TASK BRIEF: Quote the listing below in its entirety.

──────── MATERIAL FOR THE TASK ────────

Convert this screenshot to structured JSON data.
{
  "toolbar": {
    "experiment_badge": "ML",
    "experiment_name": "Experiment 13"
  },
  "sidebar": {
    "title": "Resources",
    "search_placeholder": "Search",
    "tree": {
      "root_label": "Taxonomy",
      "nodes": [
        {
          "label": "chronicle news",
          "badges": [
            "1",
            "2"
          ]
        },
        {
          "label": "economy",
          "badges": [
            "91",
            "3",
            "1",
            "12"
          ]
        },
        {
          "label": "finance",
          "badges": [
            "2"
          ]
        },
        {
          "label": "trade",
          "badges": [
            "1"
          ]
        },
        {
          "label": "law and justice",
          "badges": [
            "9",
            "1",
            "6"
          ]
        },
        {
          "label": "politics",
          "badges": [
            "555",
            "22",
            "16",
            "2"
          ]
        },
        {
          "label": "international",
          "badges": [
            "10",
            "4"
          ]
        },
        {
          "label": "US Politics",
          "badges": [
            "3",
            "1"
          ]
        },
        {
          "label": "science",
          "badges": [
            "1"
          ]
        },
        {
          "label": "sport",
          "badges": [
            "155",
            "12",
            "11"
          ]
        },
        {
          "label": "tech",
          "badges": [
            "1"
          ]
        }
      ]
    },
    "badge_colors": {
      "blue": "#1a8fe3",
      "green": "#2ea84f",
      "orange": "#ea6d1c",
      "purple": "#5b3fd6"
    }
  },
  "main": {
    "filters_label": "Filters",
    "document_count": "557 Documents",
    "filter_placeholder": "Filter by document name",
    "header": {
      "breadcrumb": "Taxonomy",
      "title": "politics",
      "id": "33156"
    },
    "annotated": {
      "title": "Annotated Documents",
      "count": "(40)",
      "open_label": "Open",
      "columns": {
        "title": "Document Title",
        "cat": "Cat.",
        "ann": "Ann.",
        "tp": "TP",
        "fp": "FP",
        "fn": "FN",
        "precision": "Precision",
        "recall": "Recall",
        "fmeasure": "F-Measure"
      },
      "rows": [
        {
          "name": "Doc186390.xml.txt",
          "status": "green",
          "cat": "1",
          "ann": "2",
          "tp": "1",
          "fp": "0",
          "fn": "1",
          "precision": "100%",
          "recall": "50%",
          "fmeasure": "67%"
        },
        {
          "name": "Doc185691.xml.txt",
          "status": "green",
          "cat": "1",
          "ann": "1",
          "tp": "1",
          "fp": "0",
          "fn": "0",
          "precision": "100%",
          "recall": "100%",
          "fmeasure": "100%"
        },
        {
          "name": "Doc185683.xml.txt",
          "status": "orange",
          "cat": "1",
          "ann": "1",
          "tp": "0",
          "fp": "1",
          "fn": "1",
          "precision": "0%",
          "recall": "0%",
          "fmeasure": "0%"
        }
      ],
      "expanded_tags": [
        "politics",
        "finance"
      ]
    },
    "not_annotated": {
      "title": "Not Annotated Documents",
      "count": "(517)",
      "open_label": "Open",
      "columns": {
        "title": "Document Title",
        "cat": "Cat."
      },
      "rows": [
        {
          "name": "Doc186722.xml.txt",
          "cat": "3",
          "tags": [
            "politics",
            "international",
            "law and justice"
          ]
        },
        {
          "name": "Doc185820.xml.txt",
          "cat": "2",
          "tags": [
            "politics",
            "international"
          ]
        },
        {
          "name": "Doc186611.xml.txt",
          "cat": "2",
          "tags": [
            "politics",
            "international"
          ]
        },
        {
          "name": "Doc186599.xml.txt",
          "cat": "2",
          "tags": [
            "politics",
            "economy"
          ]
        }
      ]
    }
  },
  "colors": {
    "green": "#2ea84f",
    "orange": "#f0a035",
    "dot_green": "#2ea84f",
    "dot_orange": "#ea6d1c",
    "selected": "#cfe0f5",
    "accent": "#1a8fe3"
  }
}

────────

REPLY TO THE TASK:
Convert this screenshot to structured JSON data.
{
  "toolbar": {
    "experiment_badge": "ML",
    "experiment_name": "Experiment 13"
  },
  "sidebar": {
    "title": "Resources",
    "search_placeholder": "Search",
    "tree": {
      "root_label": "Taxonomy",
      "nodes": [
        {
          "label": "chronicle news",
          "badges": [
            "1",
            "2"
          ]
        },
        {
          "label": "economy",
          "badges": [
            "91",
            "3",
            "1",
            "12"
          ]
        },
        {
          "label": "finance",
          "badges": [
            "2"
          ]
        },
        {
          "label": "trade",
          "badges": [
            "1"
          ]
        },
        {
          "label": "law and justice",
          "badges": [
            "9",
            "1",
            "6"
          ]
        },
        {
          "label": "politics",
          "badges": [
            "555",
            "22",
            "16",
            "2"
          ]
        },
        {
          "label": "international",
          "badges": [
            "10",
            "4"
          ]
        },
        {
          "label": "US Politics",
          "badges": [
            "3",
            "1"
          ]
        },
        {
          "label": "science",
          "badges": [
            "1"
          ]
        },
        {
          "label": "sport",
          "badges": [
            "155",
            "12",
            "11"
          ]
        },
        {
          "label": "tech",
          "badges": [
            "1"
          ]
        }
      ]
    },
    "badge_colors": {
      "blue": "#1a8fe3",
      "green": "#2ea84f",
      "orange": "#ea6d1c",
      "purple": "#5b3fd6"
    }
  },
  "main": {
    "filters_label": "Filters",
    "document_count": "557 Documents",
    "filter_placeholder": "Filter by document name",
    "header": {
      "breadcrumb": "Taxonomy",
      "title": "politics",
      "id": "33156"
    },
    "annotated": {
      "title": "Annotated Documents",
      "count": "(40)",
      "open_label": "Open",
      "columns": {
        "title": "Document Title",
        "cat": "Cat.",
        "ann": "Ann.",
        "tp": "TP",
        "fp": "FP",
        "fn": "FN",
        "precision": "Precision",
        "recall": "Recall",
        "fmeasure": "F-Measure"
      },
      "rows": [
        {
          "name": "Doc186390.xml.txt",
          "status": "green",
          "cat": "1",
          "ann": "2",
          "tp": "1",
          "fp": "0",
          "fn": "1",
          "precision": "100%",
          "recall": "50%",
          "fmeasure": "67%"
        },
        {
          "name": "Doc185691.xml.txt",
          "status": "green",
          "cat": "1",
          "ann": "1",
          "tp": "1",
          "fp": "0",
          "fn": "0",
          "precision": "100%",
          "recall": "100%",
          "fmeasure": "100%"
        },
        {
          "name": "Doc185683.xml.txt",
          "status": "orange",
          "cat": "1",
          "ann": "1",
          "tp": "0",
          "fp": "1",
          "fn": "1",
          "precision": "0%",
          "recall": "0%",
          "fmeasure": "0%"
        }
      ],
      "expanded_tags": [
        "politics",
        "finance"
      ]
    },
    "not_annotated": {
      "title": "Not Annotated Documents",
      "count": "(517)",
      "open_label": "Open",
      "columns": {
        "title": "Document Title",
        "cat": "Cat."
      },
      "rows": [
        {
          "name": "Doc186722.xml.txt",
          "cat": "3",
          "tags": [
            "politics",
            "international",
            "law and justice"
          ]
        },
        {
          "name": "Doc185820.xml.txt",
          "cat": "2",
          "tags": [
            "politics",
            "international"
          ]
        },
        {
          "name": "Doc186611.xml.txt",
          "cat": "2",
          "tags": [
            "politics",
            "international"
          ]
        },
        {
          "name": "Doc186599.xml.txt",
          "cat": "2",
          "tags": [
            "politics",
            "economy"
          ]
        }
      ]
    }
  },
  "colors": {
    "green": "#2ea84f",
    "orange": "#f0a035",
    "dot_green": "#2ea84f",
    "dot_orange": "#ea6d1c",
    "selected": "#cfe0f5",
    "accent": "#1a8fe3"
  }
}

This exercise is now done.